Dataset records
=-=-=

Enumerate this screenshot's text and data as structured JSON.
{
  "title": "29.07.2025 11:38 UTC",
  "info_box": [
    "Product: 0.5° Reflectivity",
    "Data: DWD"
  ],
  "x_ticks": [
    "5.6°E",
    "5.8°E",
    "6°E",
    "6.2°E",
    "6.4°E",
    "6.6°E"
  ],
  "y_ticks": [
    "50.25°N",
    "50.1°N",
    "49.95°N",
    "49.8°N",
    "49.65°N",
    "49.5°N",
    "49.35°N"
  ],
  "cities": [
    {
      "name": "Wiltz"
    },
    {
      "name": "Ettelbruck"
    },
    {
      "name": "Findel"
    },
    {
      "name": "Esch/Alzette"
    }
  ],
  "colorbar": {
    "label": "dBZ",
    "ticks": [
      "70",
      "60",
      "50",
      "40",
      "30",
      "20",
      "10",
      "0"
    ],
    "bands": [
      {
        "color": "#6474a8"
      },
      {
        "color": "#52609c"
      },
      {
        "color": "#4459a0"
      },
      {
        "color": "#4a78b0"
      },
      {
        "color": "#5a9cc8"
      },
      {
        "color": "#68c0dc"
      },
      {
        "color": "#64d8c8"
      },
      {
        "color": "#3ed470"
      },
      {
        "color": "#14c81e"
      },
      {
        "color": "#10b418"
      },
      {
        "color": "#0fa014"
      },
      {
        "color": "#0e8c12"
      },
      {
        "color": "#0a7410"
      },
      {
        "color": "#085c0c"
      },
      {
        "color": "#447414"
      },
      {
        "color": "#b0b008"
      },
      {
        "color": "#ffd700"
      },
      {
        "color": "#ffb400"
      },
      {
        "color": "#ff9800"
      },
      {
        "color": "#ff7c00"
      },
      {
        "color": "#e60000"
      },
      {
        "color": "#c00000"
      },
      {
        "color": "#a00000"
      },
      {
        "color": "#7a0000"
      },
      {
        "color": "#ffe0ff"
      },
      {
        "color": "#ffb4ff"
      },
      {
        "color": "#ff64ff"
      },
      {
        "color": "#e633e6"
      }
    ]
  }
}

=-=-=

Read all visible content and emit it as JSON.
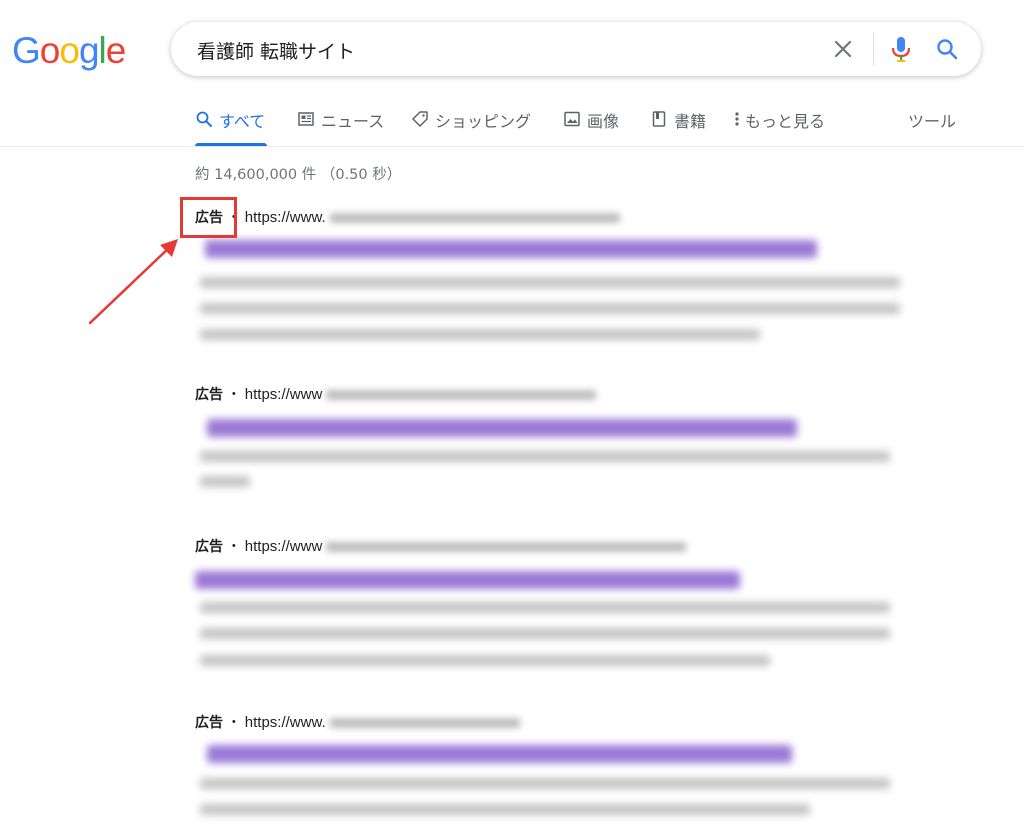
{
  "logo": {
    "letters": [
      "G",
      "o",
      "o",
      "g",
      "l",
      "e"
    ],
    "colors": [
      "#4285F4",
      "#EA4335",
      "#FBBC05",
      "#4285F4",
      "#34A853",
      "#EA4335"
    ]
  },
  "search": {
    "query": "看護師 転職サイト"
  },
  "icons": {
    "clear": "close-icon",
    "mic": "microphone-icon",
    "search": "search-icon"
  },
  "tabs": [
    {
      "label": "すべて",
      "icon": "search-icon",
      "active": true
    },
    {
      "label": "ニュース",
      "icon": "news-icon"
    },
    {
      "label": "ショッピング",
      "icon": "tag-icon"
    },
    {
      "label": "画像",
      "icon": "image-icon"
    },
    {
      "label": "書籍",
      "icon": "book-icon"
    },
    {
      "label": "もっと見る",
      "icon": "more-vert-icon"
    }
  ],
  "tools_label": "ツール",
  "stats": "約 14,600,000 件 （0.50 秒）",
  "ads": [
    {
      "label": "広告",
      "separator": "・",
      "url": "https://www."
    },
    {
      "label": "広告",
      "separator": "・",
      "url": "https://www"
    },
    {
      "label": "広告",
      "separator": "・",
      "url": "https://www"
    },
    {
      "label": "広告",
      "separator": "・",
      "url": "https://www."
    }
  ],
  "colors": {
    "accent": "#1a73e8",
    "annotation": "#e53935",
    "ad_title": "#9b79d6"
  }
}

=-=-=

WHAT YOU HAVE TO DO: Identify each line of the material where the word "search" shows up, and copy it.

SOLUTION TO THIS PROBLEM:
  "search": {
    "search": "search-icon"
      "icon": "search-icon",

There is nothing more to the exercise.